**DIRECTIONS FOR THIS TASK**
All the data must come back unchanged, except that pictures are left out.

**DATA SECTION**
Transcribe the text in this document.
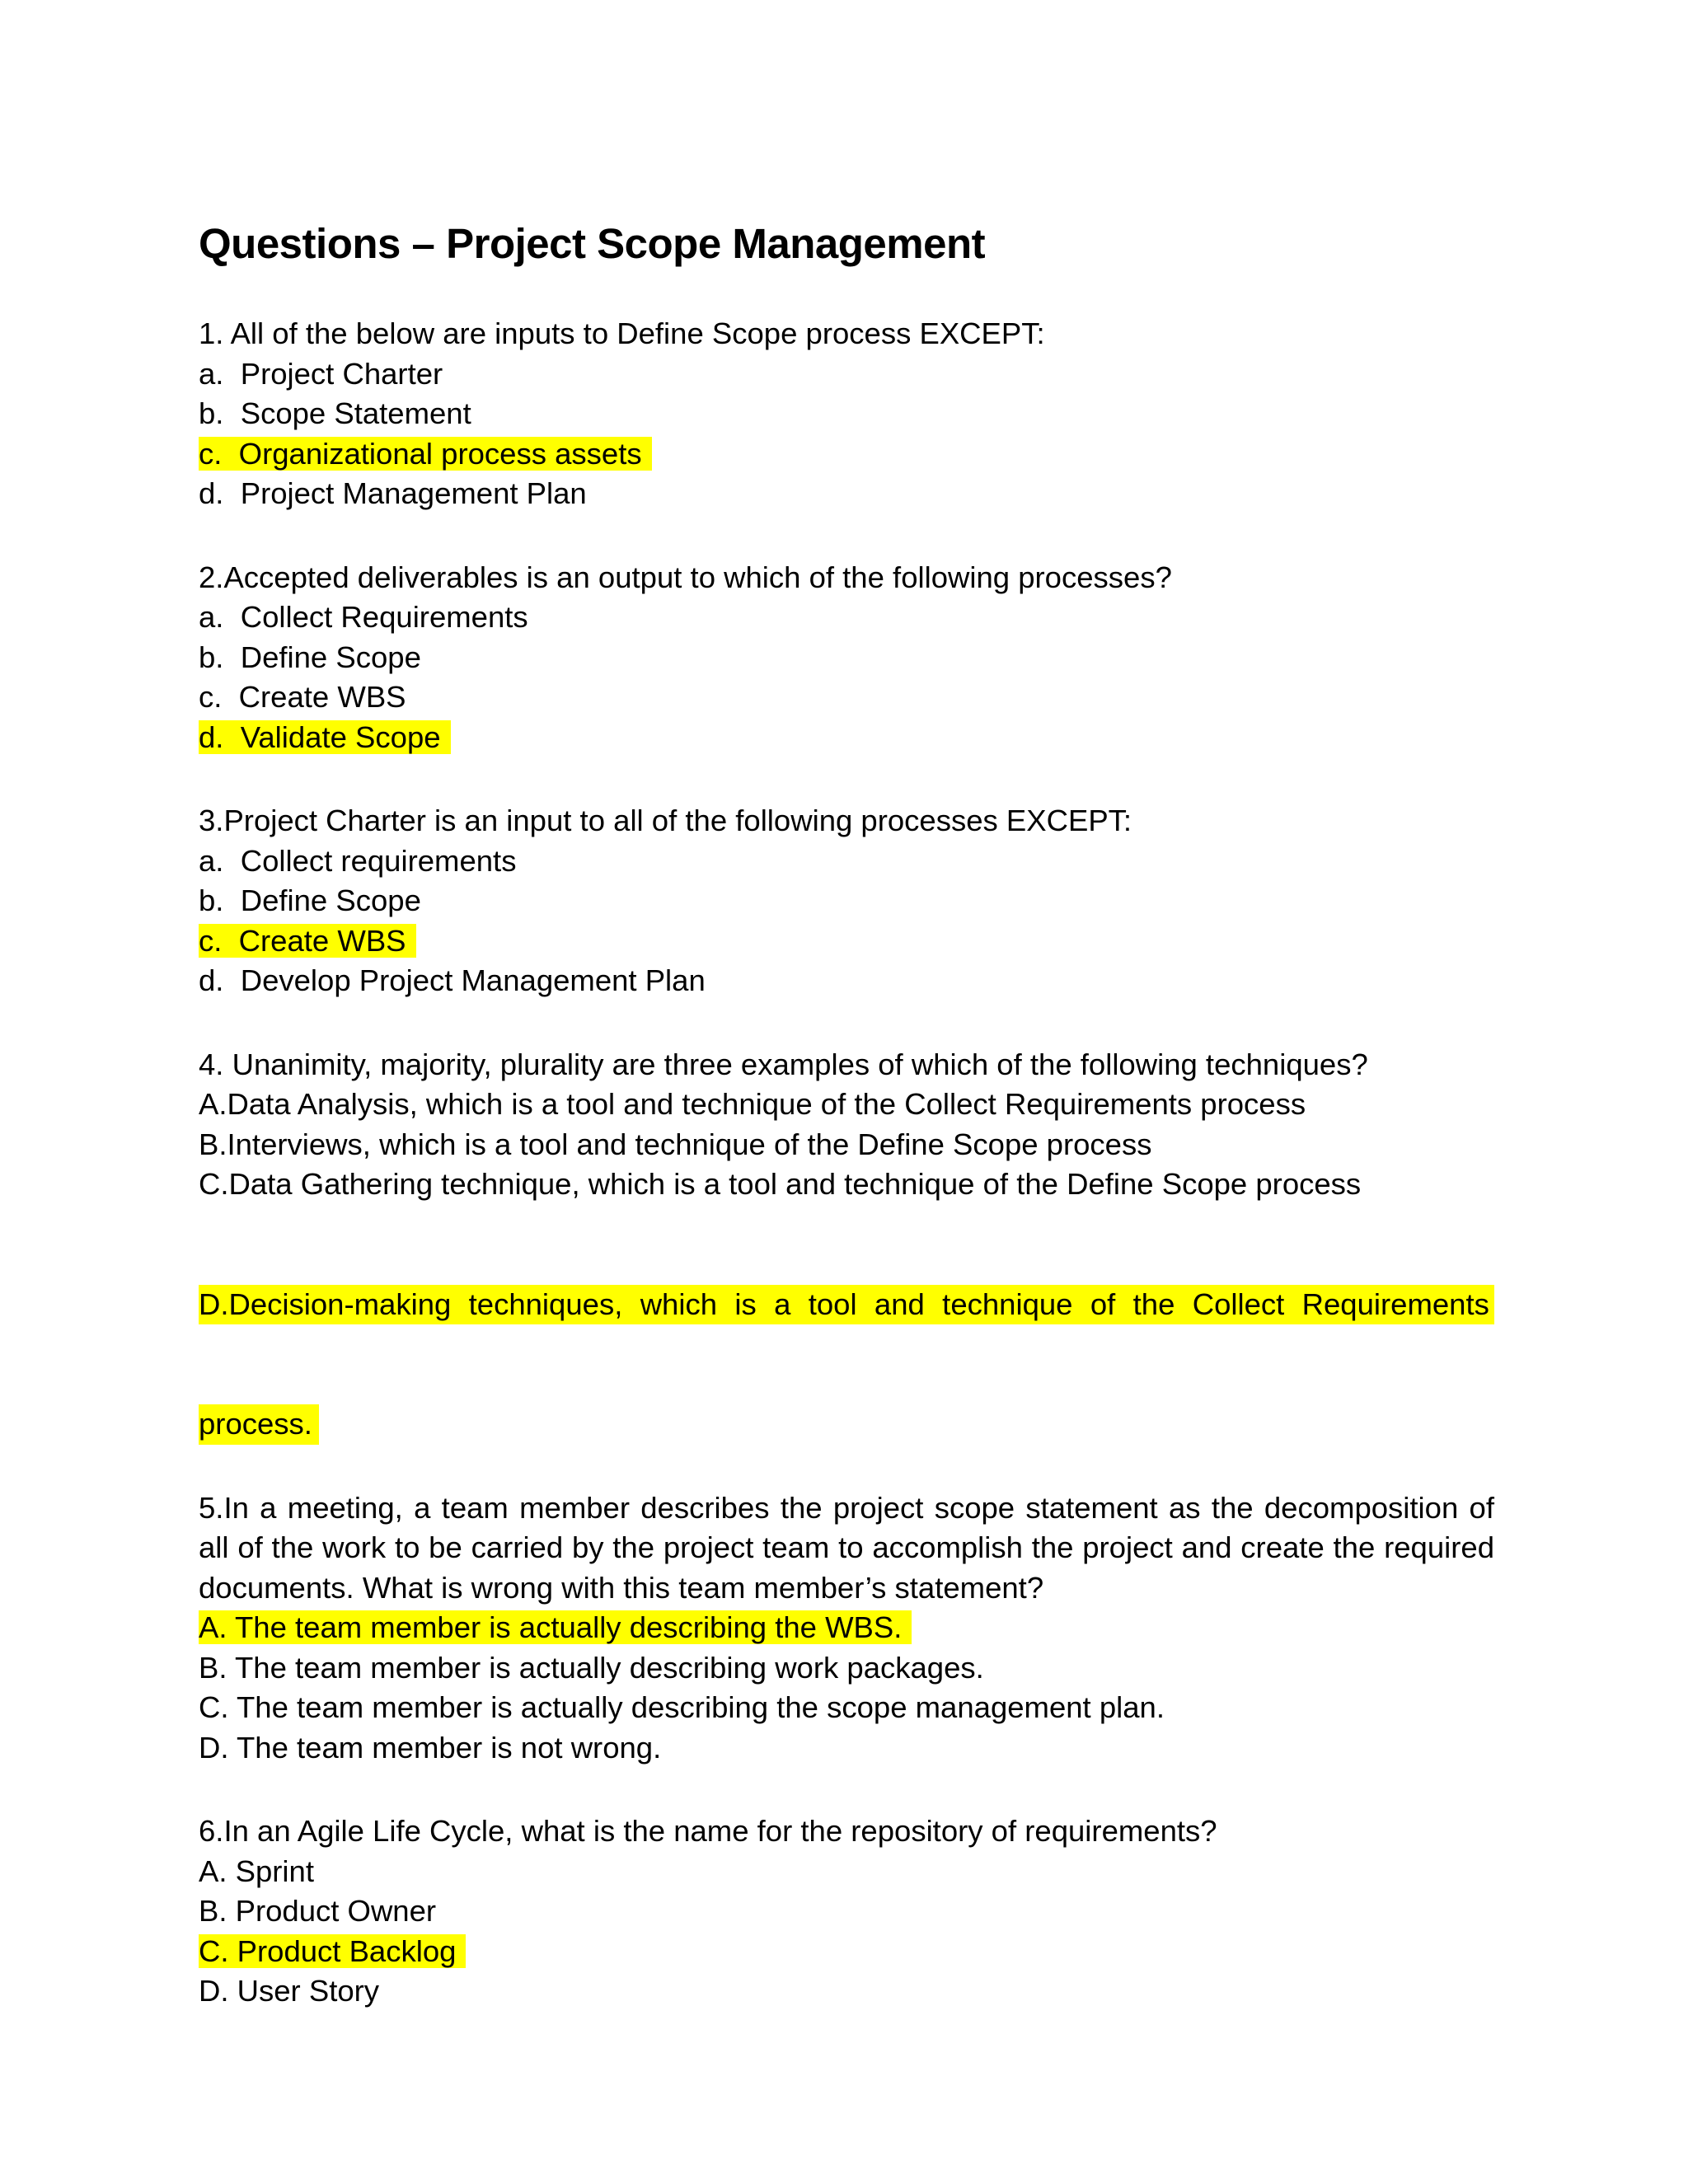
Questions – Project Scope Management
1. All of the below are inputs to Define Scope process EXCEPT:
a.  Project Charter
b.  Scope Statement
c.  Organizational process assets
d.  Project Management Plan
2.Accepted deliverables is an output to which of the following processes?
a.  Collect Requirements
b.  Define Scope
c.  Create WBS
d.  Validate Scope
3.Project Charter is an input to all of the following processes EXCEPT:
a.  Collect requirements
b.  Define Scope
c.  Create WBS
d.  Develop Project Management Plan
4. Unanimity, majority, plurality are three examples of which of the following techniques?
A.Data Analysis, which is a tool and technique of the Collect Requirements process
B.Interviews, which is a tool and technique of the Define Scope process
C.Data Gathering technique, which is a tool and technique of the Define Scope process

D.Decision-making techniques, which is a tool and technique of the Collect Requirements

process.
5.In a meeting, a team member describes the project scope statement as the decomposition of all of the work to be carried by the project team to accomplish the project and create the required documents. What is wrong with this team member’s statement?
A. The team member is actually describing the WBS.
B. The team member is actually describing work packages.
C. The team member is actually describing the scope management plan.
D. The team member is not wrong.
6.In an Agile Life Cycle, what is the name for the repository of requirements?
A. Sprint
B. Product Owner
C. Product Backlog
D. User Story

**ANSWER TO THIS TASK**
Transcribe the text in this document.
Questions – Project Scope Management
1. All of the below are inputs to Define Scope process EXCEPT:
a.  Project Charter
b.  Scope Statement
c.  Organizational process assets
d.  Project Management Plan
2.Accepted deliverables is an output to which of the following processes?
a.  Collect Requirements
b.  Define Scope
c.  Create WBS
d.  Validate Scope
3.Project Charter is an input to all of the following processes EXCEPT:
a.  Collect requirements
b.  Define Scope
c.  Create WBS
d.  Develop Project Management Plan
4. Unanimity, majority, plurality are three examples of which of the following techniques?
A.Data Analysis, which is a tool and technique of the Collect Requirements process
B.Interviews, which is a tool and technique of the Define Scope process
C.Data Gathering technique, which is a tool and technique of the Define Scope process

D.Decision-making techniques, which is a tool and technique of the Collect Requirements

process.
5.In a meeting, a team member describes the project scope statement as the decomposition of all of the work to be carried by the project team to accomplish the project and create the required documents. What is wrong with this team member’s statement?
A. The team member is actually describing the WBS.
B. The team member is actually describing work packages.
C. The team member is actually describing the scope management plan.
D. The team member is not wrong.
6.In an Agile Life Cycle, what is the name for the repository of requirements?
A. Sprint
B. Product Owner
C. Product Backlog
D. User Story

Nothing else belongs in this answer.